>> BEGIN INFORMATION SUPPLIED
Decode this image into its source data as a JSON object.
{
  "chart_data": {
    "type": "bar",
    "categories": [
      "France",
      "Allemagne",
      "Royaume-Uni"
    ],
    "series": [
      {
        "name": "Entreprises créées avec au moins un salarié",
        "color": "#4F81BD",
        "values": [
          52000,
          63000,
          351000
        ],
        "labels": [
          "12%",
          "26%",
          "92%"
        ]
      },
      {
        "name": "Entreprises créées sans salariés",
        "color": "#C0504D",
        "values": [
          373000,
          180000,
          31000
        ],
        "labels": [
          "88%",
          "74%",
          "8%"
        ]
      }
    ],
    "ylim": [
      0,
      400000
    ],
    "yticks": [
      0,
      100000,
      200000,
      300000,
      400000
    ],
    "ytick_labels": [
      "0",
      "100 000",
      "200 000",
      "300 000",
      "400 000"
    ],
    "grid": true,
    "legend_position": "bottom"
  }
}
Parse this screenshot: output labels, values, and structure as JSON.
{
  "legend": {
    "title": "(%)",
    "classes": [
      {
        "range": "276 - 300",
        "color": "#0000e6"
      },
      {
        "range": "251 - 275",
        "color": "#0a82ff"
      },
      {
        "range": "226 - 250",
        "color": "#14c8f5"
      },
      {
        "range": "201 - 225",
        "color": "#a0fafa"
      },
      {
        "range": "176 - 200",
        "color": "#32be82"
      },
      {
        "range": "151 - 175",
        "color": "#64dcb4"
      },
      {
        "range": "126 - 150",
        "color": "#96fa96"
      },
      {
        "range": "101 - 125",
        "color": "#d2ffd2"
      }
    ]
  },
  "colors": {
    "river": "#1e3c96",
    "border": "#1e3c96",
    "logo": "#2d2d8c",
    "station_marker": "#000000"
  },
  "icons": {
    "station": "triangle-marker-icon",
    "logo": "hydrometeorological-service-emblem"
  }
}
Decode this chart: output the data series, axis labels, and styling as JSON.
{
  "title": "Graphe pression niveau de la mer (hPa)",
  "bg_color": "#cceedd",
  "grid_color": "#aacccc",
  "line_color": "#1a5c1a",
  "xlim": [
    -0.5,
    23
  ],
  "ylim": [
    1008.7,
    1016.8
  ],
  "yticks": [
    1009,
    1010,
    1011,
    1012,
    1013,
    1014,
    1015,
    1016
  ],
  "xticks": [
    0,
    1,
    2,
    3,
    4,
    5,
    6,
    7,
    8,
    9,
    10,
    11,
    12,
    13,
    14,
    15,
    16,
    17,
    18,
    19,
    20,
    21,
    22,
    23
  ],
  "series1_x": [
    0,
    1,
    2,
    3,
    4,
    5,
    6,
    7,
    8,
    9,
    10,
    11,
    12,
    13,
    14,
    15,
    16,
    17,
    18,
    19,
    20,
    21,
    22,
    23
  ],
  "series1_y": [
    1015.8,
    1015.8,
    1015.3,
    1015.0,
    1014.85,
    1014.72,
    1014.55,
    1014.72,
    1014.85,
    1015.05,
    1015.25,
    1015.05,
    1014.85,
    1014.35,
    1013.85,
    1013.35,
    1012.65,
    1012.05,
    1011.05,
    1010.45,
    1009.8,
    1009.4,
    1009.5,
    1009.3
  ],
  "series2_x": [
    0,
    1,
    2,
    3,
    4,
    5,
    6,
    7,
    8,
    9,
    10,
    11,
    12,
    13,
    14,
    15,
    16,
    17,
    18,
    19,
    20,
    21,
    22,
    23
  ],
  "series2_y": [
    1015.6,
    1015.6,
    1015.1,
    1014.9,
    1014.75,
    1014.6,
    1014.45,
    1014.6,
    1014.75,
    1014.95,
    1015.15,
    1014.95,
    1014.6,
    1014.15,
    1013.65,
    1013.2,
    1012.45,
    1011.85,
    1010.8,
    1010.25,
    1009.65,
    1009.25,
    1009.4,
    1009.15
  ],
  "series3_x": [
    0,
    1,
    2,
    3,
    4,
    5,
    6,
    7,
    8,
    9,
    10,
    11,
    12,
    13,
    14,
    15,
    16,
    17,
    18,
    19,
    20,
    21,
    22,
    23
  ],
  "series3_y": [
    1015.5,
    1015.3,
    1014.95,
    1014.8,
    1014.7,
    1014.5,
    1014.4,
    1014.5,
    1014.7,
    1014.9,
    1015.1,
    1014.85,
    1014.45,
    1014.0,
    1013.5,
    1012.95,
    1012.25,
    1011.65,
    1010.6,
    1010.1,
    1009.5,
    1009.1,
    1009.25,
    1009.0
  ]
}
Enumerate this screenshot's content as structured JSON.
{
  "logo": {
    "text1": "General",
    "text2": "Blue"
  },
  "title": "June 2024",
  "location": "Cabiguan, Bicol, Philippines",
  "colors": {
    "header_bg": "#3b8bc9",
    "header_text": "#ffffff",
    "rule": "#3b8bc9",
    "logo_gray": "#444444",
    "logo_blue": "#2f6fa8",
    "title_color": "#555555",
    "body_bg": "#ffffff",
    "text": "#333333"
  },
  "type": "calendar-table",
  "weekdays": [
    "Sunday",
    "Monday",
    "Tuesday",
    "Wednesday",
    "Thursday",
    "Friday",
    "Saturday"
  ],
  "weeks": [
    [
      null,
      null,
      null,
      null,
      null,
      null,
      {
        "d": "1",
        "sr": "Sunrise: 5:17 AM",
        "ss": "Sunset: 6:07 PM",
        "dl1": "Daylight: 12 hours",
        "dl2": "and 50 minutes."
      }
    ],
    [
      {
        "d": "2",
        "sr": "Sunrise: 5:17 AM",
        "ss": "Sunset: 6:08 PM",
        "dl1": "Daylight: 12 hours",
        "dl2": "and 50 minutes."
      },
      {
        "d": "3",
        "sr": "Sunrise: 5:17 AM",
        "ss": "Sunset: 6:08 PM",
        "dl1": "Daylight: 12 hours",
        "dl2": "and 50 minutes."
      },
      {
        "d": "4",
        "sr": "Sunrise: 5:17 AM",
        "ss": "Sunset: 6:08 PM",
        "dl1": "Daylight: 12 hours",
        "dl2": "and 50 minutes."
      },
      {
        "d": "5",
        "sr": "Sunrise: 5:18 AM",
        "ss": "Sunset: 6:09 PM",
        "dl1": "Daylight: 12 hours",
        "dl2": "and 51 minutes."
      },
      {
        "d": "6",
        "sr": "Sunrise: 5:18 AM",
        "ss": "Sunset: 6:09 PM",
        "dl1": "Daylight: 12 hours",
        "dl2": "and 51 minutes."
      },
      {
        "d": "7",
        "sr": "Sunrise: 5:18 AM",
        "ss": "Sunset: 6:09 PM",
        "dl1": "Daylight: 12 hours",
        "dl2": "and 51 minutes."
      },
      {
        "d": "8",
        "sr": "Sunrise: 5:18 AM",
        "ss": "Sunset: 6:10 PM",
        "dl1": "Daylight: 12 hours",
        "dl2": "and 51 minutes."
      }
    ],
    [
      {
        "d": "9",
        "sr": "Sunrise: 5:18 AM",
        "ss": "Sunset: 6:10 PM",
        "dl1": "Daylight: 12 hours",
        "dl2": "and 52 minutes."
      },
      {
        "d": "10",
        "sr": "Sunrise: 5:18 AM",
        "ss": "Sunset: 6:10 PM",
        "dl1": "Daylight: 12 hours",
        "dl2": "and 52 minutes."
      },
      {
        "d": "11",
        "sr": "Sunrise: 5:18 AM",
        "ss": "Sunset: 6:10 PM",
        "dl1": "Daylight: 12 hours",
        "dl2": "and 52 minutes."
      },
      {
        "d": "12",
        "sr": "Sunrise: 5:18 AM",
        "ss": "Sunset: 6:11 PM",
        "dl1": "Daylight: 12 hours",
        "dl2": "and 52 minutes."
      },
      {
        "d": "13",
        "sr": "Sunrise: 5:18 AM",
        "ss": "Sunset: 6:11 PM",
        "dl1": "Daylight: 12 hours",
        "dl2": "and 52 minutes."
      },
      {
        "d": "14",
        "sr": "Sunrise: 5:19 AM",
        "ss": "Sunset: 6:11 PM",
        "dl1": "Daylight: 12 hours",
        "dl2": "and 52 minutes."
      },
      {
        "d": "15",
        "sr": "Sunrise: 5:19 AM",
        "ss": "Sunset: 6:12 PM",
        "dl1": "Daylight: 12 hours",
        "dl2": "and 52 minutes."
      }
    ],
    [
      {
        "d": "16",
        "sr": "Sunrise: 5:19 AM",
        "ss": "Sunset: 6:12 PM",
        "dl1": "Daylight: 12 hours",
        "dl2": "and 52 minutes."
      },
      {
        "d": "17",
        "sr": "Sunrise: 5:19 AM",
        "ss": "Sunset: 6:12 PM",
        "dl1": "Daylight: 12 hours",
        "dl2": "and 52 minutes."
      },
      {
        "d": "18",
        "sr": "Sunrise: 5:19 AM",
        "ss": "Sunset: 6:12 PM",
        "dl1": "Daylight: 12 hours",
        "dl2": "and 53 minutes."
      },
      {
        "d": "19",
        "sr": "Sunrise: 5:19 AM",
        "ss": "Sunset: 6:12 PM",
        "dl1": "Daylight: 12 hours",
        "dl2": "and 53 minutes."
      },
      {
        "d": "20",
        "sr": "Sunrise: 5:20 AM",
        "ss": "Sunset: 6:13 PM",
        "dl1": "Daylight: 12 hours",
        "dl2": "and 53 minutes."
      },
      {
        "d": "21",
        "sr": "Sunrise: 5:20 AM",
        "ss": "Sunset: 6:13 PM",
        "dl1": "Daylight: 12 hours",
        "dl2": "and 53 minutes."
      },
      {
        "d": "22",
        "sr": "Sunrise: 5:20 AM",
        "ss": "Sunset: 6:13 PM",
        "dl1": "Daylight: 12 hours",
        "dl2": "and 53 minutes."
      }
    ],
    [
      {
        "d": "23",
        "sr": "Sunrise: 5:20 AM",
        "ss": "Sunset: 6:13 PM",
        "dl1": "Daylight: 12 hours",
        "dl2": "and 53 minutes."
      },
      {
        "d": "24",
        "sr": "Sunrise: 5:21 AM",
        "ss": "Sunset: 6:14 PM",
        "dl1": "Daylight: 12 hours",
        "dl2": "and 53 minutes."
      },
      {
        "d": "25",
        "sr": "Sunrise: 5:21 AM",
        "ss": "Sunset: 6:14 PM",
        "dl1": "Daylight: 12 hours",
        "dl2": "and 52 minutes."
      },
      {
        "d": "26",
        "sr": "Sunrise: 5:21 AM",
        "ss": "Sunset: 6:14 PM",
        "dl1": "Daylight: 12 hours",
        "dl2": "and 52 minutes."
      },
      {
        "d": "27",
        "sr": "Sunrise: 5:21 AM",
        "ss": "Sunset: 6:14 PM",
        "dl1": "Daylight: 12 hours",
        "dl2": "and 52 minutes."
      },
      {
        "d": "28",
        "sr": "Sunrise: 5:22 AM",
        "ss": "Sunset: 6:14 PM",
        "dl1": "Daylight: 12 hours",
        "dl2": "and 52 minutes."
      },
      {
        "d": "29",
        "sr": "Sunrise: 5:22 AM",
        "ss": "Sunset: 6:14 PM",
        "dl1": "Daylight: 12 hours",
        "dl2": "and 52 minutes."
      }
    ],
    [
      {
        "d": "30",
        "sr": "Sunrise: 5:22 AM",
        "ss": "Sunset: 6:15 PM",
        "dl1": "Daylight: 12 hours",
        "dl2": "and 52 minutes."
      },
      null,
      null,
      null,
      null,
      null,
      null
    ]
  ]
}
>> END INFORMATION SUPPLIED
_DESCRIPTION OF THE TASK_:
Copy out every line of the material above that mentions the word "output".

_SOLVED EXERCISE_:
Parse this screenshot: output labels, values, and structure as JSON.
Decode this chart: output the data series, axis labels, and styling as JSON.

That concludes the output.